#### [ENTRIES SUPPLIED]
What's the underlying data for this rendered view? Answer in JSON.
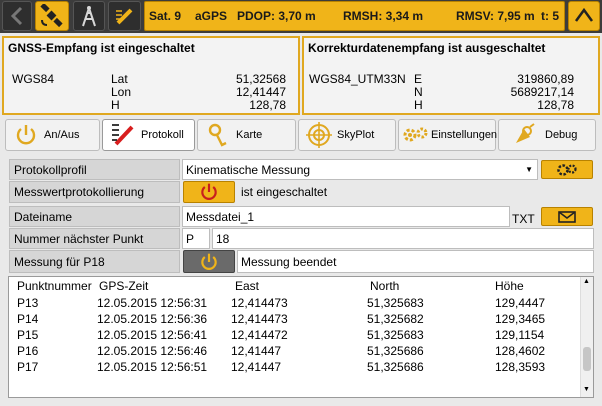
{
  "status": {
    "sat": "Sat. 9",
    "mode": "aGPS",
    "pdop": "PDOP: 3,70  m",
    "rmsh": "RMSH: 3,34  m",
    "rmsv": "RMSV: 7,95  m",
    "t": "t: 5"
  },
  "gnss": {
    "title": "GNSS-Empfang ist eingeschaltet",
    "datum": "WGS84",
    "rows": [
      {
        "label": "Lat",
        "value": "51,32568"
      },
      {
        "label": "Lon",
        "value": "12,41447"
      },
      {
        "label": "H",
        "value": "128,78"
      }
    ]
  },
  "correction": {
    "title": "Korrekturdatenempfang ist ausgeschaltet",
    "datum": "WGS84_UTM33N",
    "rows": [
      {
        "label": "E",
        "value": "319860,89"
      },
      {
        "label": "N",
        "value": "5689217,14"
      },
      {
        "label": "H",
        "value": "128,78"
      }
    ]
  },
  "tabs": [
    {
      "label": "An/Aus",
      "icon": "power-icon"
    },
    {
      "label": "Protokoll",
      "icon": "protocol-icon"
    },
    {
      "label": "Karte",
      "icon": "map-pin-icon"
    },
    {
      "label": "SkyPlot",
      "icon": "crosshair-icon"
    },
    {
      "label": "Einstellungen",
      "icon": "gears-icon"
    },
    {
      "label": "Debug",
      "icon": "bug-icon"
    }
  ],
  "active_tab": "Protokoll",
  "form": {
    "profile_label": "Protokollprofil",
    "profile_value": "Kinematische Messung",
    "logging_label": "Messwertprotokollierung",
    "logging_status": "ist eingeschaltet",
    "filename_label": "Dateiname",
    "filename_value": "Messdatei_1",
    "filename_ext": "TXT",
    "nextpoint_label": "Nummer nächster Punkt",
    "nextpoint_prefix": "P",
    "nextpoint_value": "18",
    "measure_label": "Messung für  P18",
    "measure_status": "Messung beendet"
  },
  "table": {
    "columns": [
      "Punktnummer",
      "GPS-Zeit",
      "East",
      "North",
      "Höhe"
    ],
    "rows": [
      [
        "P13",
        "12.05.2015 12:56:31",
        "12,414473",
        "51,325683",
        "129,4447"
      ],
      [
        "P14",
        "12.05.2015 12:56:36",
        "12,414473",
        "51,325682",
        "129,3465"
      ],
      [
        "P15",
        "12.05.2015 12:56:41",
        "12,414472",
        "51,325683",
        "129,1154"
      ],
      [
        "P16",
        "12.05.2015 12:56:46",
        "12,41447",
        "51,325686",
        "128,4602"
      ],
      [
        "P17",
        "12.05.2015 12:56:51",
        "12,41447",
        "51,325686",
        "128,3593"
      ]
    ]
  },
  "colors": {
    "accent": "#f0b419",
    "topbar": "#3c3c3c",
    "protocol_red": "#d81e1e"
  }
}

#### [TASK DETAILS]
Your answer should be a single number: how many lines in the data above include "Messung"?

#### [COMPLETED TASK]
3